Which lines below hold the word "Bitstream"? Report each one.

----

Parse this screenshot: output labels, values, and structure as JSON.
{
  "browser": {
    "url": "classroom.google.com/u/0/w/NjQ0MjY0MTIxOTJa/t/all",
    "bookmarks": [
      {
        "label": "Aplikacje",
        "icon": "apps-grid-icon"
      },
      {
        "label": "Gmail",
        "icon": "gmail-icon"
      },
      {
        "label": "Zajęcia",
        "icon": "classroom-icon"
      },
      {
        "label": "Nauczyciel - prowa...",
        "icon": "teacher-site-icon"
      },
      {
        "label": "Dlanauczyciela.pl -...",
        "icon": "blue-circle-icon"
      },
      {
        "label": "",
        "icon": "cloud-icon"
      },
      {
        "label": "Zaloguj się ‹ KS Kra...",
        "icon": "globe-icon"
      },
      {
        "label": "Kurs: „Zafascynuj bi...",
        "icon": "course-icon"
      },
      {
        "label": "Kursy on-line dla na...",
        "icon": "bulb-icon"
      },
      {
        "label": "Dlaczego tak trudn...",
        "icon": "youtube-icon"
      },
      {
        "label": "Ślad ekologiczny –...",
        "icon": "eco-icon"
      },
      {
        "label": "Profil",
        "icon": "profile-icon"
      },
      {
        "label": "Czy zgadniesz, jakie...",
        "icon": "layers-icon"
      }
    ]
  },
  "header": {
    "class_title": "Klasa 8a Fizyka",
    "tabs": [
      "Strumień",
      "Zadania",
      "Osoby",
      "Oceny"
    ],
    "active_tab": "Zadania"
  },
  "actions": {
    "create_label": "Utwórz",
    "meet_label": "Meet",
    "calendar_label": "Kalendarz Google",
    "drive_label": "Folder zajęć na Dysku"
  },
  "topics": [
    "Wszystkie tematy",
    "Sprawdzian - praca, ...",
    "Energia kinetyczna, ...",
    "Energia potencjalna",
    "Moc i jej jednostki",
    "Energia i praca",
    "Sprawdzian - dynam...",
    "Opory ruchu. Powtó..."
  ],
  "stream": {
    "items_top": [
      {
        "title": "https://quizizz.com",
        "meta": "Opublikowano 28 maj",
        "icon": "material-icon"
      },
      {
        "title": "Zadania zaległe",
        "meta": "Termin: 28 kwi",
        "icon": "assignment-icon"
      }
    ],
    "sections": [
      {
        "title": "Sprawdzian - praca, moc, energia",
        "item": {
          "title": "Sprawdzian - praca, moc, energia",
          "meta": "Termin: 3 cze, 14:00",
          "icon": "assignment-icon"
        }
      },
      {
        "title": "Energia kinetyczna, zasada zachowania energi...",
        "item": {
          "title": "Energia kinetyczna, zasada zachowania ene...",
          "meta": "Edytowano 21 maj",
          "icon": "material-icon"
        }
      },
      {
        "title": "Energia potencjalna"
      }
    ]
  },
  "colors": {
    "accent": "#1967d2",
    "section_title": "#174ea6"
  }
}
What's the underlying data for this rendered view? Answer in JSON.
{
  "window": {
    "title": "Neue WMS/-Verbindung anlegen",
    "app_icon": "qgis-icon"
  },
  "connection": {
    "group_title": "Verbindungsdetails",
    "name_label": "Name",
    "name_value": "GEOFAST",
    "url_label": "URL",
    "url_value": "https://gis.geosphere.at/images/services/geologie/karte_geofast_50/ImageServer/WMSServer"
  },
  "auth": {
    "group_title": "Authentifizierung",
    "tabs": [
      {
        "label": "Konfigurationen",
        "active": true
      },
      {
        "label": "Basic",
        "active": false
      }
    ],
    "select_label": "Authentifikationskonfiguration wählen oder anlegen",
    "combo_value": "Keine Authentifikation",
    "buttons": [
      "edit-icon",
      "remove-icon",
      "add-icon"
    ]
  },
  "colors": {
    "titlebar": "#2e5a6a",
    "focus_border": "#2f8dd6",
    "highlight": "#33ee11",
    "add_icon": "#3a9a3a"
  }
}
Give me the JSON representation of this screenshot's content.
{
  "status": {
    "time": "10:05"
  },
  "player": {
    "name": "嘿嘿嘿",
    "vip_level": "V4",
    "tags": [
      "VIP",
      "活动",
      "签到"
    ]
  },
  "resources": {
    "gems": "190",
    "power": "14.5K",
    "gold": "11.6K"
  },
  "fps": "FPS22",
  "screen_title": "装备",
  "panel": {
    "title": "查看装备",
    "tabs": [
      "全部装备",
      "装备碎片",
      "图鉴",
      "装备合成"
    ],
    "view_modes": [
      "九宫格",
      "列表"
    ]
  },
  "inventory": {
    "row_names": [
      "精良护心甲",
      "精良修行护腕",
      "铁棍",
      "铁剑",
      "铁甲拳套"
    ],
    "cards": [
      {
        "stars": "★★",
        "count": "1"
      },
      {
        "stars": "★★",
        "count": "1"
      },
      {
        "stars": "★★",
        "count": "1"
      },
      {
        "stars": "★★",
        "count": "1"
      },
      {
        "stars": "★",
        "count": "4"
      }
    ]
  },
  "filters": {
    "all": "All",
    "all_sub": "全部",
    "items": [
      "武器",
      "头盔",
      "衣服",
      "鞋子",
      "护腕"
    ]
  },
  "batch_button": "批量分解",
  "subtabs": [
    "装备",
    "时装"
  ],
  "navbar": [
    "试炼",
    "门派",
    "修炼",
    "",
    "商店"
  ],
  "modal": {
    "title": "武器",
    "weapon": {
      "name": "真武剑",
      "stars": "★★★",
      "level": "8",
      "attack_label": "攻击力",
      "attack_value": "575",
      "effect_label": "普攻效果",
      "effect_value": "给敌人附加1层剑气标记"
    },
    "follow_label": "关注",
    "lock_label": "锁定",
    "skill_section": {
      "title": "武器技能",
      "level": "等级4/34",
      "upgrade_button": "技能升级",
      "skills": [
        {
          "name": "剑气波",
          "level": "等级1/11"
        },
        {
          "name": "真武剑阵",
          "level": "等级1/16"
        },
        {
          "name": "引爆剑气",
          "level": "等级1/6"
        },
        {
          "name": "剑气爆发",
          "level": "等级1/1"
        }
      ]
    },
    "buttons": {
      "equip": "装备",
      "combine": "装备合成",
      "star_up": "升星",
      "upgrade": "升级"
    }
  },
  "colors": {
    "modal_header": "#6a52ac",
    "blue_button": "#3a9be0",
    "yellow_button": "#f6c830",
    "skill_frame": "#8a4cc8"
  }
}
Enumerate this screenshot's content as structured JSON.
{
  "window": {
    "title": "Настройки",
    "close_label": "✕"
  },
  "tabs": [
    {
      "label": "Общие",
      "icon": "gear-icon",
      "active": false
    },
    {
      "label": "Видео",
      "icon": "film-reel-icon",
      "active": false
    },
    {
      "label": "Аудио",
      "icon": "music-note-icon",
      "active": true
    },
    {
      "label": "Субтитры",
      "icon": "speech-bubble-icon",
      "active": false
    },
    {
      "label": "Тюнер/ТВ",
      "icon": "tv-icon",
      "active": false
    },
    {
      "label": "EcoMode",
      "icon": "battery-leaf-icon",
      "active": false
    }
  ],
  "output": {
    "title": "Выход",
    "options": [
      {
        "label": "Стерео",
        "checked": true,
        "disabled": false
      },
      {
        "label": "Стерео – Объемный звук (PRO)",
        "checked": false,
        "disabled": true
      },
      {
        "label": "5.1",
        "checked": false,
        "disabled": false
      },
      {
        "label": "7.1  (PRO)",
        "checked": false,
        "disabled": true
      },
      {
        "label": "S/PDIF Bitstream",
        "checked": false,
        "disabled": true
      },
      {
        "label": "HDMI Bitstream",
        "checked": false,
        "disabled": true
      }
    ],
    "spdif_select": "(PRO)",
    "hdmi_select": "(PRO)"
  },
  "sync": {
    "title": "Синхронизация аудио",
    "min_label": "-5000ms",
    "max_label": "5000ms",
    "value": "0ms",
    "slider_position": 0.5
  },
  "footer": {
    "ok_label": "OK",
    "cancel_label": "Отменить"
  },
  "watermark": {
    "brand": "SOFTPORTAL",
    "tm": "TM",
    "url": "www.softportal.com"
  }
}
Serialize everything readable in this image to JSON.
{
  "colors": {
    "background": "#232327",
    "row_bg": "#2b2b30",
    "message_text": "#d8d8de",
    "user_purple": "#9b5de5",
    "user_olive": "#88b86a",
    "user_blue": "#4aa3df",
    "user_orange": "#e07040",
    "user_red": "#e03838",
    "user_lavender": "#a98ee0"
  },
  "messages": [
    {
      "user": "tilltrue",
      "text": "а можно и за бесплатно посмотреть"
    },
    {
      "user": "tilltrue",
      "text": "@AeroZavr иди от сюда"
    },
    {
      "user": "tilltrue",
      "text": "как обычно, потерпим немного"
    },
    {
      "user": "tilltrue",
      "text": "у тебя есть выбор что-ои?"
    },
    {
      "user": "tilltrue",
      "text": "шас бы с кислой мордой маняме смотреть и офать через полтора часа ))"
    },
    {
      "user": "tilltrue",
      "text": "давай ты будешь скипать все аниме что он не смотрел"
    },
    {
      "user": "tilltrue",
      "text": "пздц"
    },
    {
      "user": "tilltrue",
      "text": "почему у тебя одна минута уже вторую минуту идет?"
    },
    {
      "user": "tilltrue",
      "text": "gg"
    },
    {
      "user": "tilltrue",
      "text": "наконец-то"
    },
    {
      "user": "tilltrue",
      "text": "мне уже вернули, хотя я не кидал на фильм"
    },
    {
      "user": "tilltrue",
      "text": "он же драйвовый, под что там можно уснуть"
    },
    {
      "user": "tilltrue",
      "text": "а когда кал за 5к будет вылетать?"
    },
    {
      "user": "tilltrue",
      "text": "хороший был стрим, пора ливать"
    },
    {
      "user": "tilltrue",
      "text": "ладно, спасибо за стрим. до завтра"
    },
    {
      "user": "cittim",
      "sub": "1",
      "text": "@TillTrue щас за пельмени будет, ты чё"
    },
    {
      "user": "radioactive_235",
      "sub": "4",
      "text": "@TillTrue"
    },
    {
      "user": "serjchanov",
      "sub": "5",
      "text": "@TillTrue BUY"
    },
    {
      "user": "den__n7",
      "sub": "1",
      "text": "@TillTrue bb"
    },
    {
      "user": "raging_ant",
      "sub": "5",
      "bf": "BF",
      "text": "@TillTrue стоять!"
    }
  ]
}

----

• **RESULT BELOW**
        "label": "S/PDIF Bitstream",
        "label": "HDMI Bitstream",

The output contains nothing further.